» Given instruction: Below are some records; reproduce every one of them exactly.

» Supplied records:
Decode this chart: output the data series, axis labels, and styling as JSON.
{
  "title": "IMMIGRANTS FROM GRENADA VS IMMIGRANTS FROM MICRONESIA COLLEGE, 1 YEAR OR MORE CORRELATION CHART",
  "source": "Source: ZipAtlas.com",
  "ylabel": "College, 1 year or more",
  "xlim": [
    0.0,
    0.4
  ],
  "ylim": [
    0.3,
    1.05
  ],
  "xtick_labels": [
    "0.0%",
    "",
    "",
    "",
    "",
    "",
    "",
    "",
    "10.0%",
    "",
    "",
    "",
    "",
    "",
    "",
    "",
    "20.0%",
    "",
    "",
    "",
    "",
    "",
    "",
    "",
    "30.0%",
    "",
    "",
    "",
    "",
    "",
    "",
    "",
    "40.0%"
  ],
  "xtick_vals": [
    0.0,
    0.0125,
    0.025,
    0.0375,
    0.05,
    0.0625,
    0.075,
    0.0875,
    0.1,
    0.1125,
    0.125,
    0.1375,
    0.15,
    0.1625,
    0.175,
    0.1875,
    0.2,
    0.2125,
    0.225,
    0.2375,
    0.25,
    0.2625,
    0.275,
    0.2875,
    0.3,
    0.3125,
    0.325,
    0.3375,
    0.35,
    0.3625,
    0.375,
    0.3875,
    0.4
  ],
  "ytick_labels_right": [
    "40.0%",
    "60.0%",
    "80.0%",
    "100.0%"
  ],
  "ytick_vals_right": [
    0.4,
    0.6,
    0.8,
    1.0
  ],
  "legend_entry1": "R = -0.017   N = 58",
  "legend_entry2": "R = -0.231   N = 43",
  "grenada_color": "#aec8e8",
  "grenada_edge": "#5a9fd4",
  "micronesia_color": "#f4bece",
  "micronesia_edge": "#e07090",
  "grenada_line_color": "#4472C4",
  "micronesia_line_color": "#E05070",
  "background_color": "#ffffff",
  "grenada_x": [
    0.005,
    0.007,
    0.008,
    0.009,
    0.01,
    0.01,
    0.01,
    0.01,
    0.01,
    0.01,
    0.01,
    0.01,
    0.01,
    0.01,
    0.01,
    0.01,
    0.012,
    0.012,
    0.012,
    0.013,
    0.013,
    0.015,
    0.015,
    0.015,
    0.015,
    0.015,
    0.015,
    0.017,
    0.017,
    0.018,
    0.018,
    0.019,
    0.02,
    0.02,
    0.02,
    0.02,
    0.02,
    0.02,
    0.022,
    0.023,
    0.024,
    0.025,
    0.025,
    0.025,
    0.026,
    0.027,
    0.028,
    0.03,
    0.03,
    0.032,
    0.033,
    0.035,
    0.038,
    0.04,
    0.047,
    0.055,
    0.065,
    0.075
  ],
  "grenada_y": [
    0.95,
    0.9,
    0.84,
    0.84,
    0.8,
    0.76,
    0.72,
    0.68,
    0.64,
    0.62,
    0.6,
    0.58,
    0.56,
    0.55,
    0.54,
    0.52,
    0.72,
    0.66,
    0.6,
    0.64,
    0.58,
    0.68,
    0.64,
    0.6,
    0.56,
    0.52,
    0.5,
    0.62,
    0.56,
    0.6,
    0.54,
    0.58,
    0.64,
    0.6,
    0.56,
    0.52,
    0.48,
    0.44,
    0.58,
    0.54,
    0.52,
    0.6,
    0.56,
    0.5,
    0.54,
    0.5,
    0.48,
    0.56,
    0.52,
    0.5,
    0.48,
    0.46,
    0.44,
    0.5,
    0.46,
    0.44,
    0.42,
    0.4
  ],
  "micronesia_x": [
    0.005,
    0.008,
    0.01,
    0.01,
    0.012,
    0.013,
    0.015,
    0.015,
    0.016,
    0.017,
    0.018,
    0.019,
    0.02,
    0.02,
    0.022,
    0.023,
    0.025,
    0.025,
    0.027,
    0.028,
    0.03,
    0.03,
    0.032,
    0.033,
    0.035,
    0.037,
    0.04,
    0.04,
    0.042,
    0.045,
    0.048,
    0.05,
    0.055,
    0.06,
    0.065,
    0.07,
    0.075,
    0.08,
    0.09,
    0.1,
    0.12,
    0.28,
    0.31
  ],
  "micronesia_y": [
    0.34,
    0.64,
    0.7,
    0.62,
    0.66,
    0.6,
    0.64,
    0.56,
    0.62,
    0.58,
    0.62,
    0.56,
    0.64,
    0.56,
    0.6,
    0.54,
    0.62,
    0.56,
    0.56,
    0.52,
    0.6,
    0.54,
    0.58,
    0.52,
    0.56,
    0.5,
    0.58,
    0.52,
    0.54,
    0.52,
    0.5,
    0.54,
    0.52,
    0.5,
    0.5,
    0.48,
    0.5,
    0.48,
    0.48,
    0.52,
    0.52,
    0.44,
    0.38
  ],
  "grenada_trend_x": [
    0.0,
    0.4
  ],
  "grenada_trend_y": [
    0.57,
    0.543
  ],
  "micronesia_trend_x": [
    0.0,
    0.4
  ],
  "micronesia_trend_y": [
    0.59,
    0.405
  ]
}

» Worked answer:
Decode this chart: output the data series, axis labels, and styling as JSON.
{
  "title": "IMMIGRANTS FROM GRENADA VS IMMIGRANTS FROM MICRONESIA COLLEGE, 1 YEAR OR MORE CORRELATION CHART",
  "source": "Source: ZipAtlas.com",
  "ylabel": "College, 1 year or more",
  "xlim": [
    0.0,
    0.4
  ],
  "ylim": [
    0.3,
    1.05
  ],
  "xtick_labels": [
    "0.0%",
    "",
    "",
    "",
    "",
    "",
    "",
    "",
    "10.0%",
    "",
    "",
    "",
    "",
    "",
    "",
    "",
    "20.0%",
    "",
    "",
    "",
    "",
    "",
    "",
    "",
    "30.0%",
    "",
    "",
    "",
    "",
    "",
    "",
    "",
    "40.0%"
  ],
  "xtick_vals": [
    0.0,
    0.0125,
    0.025,
    0.0375,
    0.05,
    0.0625,
    0.075,
    0.0875,
    0.1,
    0.1125,
    0.125,
    0.1375,
    0.15,
    0.1625,
    0.175,
    0.1875,
    0.2,
    0.2125,
    0.225,
    0.2375,
    0.25,
    0.2625,
    0.275,
    0.2875,
    0.3,
    0.3125,
    0.325,
    0.3375,
    0.35,
    0.3625,
    0.375,
    0.3875,
    0.4
  ],
  "ytick_labels_right": [
    "40.0%",
    "60.0%",
    "80.0%",
    "100.0%"
  ],
  "ytick_vals_right": [
    0.4,
    0.6,
    0.8,
    1.0
  ],
  "legend_entry1": "R = -0.017   N = 58",
  "legend_entry2": "R = -0.231   N = 43",
  "grenada_color": "#aec8e8",
  "grenada_edge": "#5a9fd4",
  "micronesia_color": "#f4bece",
  "micronesia_edge": "#e07090",
  "grenada_line_color": "#4472C4",
  "micronesia_line_color": "#E05070",
  "background_color": "#ffffff",
  "grenada_x": [
    0.005,
    0.007,
    0.008,
    0.009,
    0.01,
    0.01,
    0.01,
    0.01,
    0.01,
    0.01,
    0.01,
    0.01,
    0.01,
    0.01,
    0.01,
    0.01,
    0.012,
    0.012,
    0.012,
    0.013,
    0.013,
    0.015,
    0.015,
    0.015,
    0.015,
    0.015,
    0.015,
    0.017,
    0.017,
    0.018,
    0.018,
    0.019,
    0.02,
    0.02,
    0.02,
    0.02,
    0.02,
    0.02,
    0.022,
    0.023,
    0.024,
    0.025,
    0.025,
    0.025,
    0.026,
    0.027,
    0.028,
    0.03,
    0.03,
    0.032,
    0.033,
    0.035,
    0.038,
    0.04,
    0.047,
    0.055,
    0.065,
    0.075
  ],
  "grenada_y": [
    0.95,
    0.9,
    0.84,
    0.84,
    0.8,
    0.76,
    0.72,
    0.68,
    0.64,
    0.62,
    0.6,
    0.58,
    0.56,
    0.55,
    0.54,
    0.52,
    0.72,
    0.66,
    0.6,
    0.64,
    0.58,
    0.68,
    0.64,
    0.6,
    0.56,
    0.52,
    0.5,
    0.62,
    0.56,
    0.6,
    0.54,
    0.58,
    0.64,
    0.6,
    0.56,
    0.52,
    0.48,
    0.44,
    0.58,
    0.54,
    0.52,
    0.6,
    0.56,
    0.5,
    0.54,
    0.5,
    0.48,
    0.56,
    0.52,
    0.5,
    0.48,
    0.46,
    0.44,
    0.5,
    0.46,
    0.44,
    0.42,
    0.4
  ],
  "micronesia_x": [
    0.005,
    0.008,
    0.01,
    0.01,
    0.012,
    0.013,
    0.015,
    0.015,
    0.016,
    0.017,
    0.018,
    0.019,
    0.02,
    0.02,
    0.022,
    0.023,
    0.025,
    0.025,
    0.027,
    0.028,
    0.03,
    0.03,
    0.032,
    0.033,
    0.035,
    0.037,
    0.04,
    0.04,
    0.042,
    0.045,
    0.048,
    0.05,
    0.055,
    0.06,
    0.065,
    0.07,
    0.075,
    0.08,
    0.09,
    0.1,
    0.12,
    0.28,
    0.31
  ],
  "micronesia_y": [
    0.34,
    0.64,
    0.7,
    0.62,
    0.66,
    0.6,
    0.64,
    0.56,
    0.62,
    0.58,
    0.62,
    0.56,
    0.64,
    0.56,
    0.6,
    0.54,
    0.62,
    0.56,
    0.56,
    0.52,
    0.6,
    0.54,
    0.58,
    0.52,
    0.56,
    0.5,
    0.58,
    0.52,
    0.54,
    0.52,
    0.5,
    0.54,
    0.52,
    0.5,
    0.5,
    0.48,
    0.5,
    0.48,
    0.48,
    0.52,
    0.52,
    0.44,
    0.38
  ],
  "grenada_trend_x": [
    0.0,
    0.4
  ],
  "grenada_trend_y": [
    0.57,
    0.543
  ],
  "micronesia_trend_x": [
    0.0,
    0.4
  ],
  "micronesia_trend_y": [
    0.59,
    0.405
  ]
}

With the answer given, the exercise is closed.